**Given information:**
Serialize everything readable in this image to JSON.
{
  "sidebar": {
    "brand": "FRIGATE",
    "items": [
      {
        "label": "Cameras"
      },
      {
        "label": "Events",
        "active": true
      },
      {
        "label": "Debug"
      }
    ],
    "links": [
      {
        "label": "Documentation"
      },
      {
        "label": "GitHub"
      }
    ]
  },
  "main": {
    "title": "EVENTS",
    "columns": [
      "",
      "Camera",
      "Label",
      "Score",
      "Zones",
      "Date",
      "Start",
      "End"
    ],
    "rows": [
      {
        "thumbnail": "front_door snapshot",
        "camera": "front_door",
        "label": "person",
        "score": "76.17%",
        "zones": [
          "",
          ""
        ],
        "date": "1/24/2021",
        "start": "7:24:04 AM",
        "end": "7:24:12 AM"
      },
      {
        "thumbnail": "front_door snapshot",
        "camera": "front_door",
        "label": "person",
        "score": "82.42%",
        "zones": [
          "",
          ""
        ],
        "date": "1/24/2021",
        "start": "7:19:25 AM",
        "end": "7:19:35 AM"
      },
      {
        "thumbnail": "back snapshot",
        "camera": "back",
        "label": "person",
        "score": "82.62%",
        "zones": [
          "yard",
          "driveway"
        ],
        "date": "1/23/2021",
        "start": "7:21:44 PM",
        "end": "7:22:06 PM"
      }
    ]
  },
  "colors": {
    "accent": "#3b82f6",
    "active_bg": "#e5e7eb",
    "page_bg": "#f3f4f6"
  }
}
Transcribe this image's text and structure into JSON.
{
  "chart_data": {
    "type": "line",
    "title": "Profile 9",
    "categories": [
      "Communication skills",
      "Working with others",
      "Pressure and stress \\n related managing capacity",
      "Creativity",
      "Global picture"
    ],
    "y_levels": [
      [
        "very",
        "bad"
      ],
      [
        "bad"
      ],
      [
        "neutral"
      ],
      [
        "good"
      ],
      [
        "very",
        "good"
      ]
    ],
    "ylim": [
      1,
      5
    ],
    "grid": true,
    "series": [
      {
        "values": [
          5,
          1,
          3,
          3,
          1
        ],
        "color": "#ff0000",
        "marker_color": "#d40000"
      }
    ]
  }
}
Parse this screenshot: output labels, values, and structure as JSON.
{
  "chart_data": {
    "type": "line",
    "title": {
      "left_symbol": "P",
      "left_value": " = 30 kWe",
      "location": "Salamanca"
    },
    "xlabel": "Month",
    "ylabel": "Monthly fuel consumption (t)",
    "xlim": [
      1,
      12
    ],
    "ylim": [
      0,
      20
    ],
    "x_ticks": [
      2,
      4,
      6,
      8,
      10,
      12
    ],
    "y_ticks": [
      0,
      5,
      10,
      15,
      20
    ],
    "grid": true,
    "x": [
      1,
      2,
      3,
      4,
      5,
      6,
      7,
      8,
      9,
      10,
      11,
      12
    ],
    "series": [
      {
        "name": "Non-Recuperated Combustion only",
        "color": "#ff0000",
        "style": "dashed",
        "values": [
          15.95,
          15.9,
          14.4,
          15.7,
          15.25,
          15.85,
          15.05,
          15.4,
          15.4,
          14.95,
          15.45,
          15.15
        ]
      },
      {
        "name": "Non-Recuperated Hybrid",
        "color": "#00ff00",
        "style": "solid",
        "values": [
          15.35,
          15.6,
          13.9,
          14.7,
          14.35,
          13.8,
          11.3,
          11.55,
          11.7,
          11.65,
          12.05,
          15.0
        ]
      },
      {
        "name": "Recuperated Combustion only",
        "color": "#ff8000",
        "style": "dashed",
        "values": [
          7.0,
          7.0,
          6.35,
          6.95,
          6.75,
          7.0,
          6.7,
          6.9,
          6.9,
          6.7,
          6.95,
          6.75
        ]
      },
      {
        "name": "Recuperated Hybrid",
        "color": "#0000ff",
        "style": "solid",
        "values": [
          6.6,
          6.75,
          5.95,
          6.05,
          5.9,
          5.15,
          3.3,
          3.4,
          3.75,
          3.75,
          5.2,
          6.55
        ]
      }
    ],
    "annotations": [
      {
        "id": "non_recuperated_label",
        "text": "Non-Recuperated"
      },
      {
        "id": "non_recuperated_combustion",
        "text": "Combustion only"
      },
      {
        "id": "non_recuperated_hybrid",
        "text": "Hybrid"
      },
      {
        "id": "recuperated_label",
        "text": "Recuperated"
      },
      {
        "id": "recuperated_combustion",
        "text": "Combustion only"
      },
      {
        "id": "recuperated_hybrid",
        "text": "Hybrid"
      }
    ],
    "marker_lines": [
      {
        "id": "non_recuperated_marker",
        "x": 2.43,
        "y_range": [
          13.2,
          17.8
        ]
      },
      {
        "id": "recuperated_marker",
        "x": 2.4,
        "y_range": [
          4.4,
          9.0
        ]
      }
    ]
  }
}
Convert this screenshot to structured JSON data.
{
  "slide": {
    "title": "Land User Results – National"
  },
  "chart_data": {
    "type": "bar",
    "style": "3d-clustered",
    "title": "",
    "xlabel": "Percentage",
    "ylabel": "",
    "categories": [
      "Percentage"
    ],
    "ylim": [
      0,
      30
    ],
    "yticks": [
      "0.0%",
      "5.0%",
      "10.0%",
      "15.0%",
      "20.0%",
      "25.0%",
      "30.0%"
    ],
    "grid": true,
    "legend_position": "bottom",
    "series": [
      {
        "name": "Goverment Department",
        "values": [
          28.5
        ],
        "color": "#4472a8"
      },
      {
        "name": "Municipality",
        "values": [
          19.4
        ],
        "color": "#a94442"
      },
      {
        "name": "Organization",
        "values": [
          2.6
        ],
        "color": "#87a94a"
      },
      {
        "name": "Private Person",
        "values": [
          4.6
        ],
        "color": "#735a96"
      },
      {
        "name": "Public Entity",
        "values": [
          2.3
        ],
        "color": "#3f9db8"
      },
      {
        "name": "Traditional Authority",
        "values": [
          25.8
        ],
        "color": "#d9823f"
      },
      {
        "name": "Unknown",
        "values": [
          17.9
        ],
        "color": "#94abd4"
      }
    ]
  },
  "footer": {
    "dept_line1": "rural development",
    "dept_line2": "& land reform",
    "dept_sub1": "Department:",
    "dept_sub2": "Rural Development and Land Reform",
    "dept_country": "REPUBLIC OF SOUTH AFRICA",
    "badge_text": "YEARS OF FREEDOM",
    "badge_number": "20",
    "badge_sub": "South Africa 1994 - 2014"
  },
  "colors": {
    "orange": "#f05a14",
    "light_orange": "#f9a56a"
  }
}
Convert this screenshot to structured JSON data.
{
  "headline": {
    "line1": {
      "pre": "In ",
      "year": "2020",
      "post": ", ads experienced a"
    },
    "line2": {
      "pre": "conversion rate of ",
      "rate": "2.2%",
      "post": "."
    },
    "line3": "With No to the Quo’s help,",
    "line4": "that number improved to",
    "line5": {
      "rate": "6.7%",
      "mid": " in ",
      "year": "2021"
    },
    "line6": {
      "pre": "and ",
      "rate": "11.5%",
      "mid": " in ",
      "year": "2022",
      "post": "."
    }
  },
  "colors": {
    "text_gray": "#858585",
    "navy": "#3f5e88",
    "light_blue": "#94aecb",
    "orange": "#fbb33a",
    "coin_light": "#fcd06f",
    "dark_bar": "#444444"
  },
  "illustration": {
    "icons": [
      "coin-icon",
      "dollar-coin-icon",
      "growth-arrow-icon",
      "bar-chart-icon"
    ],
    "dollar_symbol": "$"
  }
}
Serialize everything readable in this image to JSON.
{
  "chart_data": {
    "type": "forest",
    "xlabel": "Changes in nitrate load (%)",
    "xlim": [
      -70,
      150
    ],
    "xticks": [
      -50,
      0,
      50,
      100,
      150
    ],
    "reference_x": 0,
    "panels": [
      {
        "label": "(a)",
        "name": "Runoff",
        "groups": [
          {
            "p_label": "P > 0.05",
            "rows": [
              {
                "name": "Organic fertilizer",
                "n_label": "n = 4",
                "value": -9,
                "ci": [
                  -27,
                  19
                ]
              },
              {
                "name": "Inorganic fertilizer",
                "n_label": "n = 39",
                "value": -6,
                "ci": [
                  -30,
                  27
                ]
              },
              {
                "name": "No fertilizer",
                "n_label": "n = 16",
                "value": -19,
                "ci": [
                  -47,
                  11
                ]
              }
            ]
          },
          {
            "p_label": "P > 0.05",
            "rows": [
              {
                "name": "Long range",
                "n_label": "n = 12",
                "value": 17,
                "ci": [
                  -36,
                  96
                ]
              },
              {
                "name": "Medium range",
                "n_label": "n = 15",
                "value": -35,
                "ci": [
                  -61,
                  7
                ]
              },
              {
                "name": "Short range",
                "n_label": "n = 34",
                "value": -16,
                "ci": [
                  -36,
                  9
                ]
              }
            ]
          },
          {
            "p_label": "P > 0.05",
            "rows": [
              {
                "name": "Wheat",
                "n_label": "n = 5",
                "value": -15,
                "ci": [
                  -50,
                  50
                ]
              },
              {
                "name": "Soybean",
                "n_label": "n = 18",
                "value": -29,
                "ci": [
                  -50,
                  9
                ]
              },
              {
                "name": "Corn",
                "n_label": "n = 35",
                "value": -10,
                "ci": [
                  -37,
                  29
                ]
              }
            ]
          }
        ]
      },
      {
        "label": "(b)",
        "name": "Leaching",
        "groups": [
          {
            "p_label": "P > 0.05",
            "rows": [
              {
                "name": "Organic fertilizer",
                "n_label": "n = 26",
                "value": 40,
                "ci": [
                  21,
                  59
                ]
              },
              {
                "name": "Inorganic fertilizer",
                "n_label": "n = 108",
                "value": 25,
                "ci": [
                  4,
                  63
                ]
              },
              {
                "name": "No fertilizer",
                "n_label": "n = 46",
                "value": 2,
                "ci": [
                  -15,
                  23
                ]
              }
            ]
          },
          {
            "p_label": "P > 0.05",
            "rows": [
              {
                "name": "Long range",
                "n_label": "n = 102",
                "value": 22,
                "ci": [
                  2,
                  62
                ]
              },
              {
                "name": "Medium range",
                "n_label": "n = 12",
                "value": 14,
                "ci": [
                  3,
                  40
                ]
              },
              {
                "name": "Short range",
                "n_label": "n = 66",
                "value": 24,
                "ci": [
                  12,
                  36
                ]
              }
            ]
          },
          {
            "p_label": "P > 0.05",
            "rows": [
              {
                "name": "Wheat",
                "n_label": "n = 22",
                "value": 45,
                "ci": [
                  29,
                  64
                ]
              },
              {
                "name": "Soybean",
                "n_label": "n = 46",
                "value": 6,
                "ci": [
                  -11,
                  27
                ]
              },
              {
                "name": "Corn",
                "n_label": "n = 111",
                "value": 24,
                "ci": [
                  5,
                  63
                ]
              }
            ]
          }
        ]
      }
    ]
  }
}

**Requirement:**
Locate the string "back" in the listing above and copy every line where it occurs.

**Task output:**
        "thumbnail": "back snapshot",
        "camera": "back",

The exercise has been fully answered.